■ Material for this task:
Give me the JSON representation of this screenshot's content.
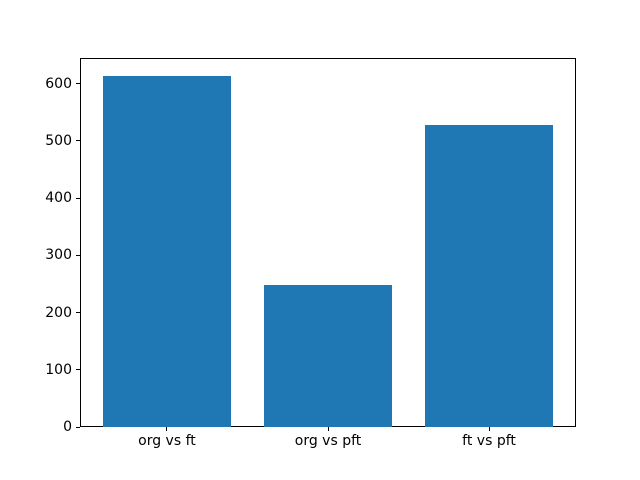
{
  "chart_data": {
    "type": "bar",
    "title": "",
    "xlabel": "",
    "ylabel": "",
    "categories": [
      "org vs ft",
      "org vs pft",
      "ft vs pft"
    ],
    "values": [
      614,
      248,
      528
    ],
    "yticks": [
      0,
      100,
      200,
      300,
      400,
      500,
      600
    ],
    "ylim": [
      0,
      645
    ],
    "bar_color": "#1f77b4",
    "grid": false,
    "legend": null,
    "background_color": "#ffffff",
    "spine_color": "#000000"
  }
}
* * *
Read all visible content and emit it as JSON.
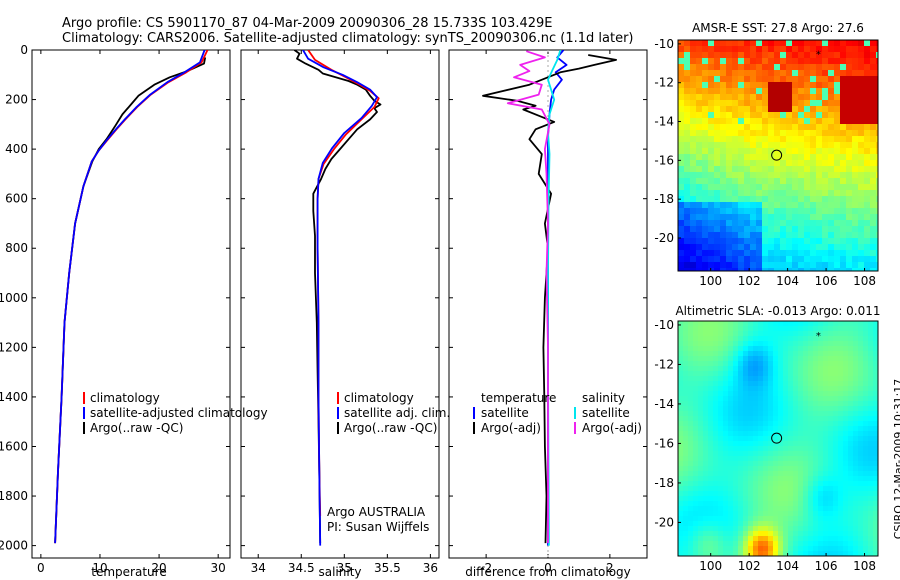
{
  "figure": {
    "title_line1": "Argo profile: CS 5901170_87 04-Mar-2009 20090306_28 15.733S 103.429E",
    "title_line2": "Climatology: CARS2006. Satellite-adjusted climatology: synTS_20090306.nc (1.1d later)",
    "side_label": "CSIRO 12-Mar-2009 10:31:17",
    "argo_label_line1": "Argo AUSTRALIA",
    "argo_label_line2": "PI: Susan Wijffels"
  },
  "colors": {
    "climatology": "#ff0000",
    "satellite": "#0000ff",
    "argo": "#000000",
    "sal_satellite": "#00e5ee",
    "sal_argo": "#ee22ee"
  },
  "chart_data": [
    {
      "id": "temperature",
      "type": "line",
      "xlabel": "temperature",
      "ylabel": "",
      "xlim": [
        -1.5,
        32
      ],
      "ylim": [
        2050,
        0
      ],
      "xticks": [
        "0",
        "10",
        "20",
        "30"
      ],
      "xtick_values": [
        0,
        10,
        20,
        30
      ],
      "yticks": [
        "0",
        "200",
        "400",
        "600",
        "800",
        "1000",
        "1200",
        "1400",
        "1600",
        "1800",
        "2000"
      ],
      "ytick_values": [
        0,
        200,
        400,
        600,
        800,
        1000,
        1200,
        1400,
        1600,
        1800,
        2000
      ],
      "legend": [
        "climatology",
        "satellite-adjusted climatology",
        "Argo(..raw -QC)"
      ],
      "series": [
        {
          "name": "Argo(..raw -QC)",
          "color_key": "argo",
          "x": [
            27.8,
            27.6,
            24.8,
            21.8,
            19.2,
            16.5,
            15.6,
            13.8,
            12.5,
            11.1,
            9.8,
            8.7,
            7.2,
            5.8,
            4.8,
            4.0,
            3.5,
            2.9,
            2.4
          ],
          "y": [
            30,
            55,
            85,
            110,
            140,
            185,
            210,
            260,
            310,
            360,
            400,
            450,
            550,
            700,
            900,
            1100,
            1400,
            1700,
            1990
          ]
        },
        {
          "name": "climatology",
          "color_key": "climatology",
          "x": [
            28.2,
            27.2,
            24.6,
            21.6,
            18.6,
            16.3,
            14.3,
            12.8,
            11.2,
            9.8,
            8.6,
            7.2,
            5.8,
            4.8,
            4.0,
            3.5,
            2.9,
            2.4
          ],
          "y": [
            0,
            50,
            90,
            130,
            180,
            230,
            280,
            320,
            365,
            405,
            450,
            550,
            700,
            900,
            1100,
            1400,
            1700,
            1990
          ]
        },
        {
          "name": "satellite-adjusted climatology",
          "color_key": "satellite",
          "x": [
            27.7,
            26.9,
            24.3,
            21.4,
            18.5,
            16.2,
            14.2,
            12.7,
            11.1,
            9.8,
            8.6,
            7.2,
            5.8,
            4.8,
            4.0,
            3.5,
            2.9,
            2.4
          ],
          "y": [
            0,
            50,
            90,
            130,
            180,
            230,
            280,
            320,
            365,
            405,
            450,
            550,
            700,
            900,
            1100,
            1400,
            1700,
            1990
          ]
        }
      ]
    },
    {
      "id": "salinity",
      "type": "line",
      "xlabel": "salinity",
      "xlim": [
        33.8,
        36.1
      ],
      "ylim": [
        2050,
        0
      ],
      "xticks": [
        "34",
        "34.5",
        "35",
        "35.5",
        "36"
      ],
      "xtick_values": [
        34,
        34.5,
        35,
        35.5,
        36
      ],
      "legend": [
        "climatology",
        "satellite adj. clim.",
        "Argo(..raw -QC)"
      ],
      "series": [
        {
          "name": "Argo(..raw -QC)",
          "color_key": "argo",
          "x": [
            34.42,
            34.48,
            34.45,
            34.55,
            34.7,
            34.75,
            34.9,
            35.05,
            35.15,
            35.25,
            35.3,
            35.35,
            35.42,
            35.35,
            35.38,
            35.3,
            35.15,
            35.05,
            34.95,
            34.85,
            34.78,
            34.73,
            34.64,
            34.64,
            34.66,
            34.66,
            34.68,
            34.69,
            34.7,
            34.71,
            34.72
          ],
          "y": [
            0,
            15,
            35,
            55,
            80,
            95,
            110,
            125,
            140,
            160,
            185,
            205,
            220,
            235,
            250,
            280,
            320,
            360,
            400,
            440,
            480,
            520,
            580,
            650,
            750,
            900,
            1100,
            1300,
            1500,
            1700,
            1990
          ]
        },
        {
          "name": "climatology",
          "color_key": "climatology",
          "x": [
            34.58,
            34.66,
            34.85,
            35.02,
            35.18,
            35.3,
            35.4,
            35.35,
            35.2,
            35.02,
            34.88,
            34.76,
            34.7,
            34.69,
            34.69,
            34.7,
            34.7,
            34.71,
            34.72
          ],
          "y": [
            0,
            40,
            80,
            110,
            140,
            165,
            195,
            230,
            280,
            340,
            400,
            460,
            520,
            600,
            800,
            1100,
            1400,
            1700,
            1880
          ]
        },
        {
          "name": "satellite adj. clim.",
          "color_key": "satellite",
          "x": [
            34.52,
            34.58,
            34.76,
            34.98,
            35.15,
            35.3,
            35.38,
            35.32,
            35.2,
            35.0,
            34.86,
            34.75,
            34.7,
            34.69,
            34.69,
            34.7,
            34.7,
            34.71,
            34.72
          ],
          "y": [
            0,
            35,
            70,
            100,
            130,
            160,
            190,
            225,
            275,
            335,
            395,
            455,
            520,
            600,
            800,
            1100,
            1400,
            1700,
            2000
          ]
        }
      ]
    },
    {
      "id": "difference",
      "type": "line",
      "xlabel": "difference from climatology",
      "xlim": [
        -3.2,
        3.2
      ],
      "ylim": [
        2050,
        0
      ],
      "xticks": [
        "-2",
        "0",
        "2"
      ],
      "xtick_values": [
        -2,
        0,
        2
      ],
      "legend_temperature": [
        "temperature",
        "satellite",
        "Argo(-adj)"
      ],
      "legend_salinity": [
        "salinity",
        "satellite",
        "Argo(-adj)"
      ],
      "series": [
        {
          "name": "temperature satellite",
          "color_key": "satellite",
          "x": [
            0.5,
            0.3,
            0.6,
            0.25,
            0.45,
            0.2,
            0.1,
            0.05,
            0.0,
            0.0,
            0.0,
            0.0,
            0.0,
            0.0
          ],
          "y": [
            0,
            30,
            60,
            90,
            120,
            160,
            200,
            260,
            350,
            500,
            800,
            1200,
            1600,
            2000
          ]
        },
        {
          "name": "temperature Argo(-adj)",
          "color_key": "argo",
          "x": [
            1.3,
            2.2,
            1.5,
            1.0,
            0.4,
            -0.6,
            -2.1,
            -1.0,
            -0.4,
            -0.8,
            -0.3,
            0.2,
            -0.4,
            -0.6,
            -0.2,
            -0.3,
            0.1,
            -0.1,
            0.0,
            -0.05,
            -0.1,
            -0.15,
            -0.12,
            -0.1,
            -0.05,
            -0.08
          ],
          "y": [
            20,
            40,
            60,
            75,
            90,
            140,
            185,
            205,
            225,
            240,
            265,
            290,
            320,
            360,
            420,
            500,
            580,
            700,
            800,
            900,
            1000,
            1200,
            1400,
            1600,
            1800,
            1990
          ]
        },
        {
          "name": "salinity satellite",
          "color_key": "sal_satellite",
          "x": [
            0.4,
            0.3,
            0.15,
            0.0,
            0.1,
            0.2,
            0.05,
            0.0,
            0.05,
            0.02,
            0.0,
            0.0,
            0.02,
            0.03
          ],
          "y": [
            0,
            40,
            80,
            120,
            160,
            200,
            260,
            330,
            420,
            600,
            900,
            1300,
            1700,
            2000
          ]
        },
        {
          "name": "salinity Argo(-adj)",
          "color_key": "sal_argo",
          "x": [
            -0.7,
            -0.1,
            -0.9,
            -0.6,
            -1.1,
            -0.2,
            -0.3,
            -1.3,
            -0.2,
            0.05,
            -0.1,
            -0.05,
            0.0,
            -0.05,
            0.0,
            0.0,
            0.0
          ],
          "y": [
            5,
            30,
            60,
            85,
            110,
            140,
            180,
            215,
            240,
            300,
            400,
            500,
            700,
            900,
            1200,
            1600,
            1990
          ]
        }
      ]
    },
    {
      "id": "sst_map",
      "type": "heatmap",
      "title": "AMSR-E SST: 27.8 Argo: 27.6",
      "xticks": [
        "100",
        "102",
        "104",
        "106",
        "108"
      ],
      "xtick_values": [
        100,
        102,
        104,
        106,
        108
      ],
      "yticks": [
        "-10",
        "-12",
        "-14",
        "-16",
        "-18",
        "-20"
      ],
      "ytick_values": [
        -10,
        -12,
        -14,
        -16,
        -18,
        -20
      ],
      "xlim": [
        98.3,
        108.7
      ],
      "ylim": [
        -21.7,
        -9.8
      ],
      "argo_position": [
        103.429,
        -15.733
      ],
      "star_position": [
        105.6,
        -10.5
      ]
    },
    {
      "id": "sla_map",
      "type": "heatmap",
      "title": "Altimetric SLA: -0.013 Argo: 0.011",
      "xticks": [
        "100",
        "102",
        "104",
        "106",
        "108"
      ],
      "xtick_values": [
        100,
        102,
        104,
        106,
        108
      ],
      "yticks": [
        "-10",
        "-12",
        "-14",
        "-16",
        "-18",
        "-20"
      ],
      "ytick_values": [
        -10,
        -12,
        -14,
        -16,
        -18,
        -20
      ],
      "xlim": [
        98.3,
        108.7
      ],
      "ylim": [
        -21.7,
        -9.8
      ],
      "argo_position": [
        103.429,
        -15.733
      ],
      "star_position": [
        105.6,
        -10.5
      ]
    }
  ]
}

■ Goal: In the listing above, how many lines hold the word "JSON"? Give the number and nothing more.

■ The solution: 2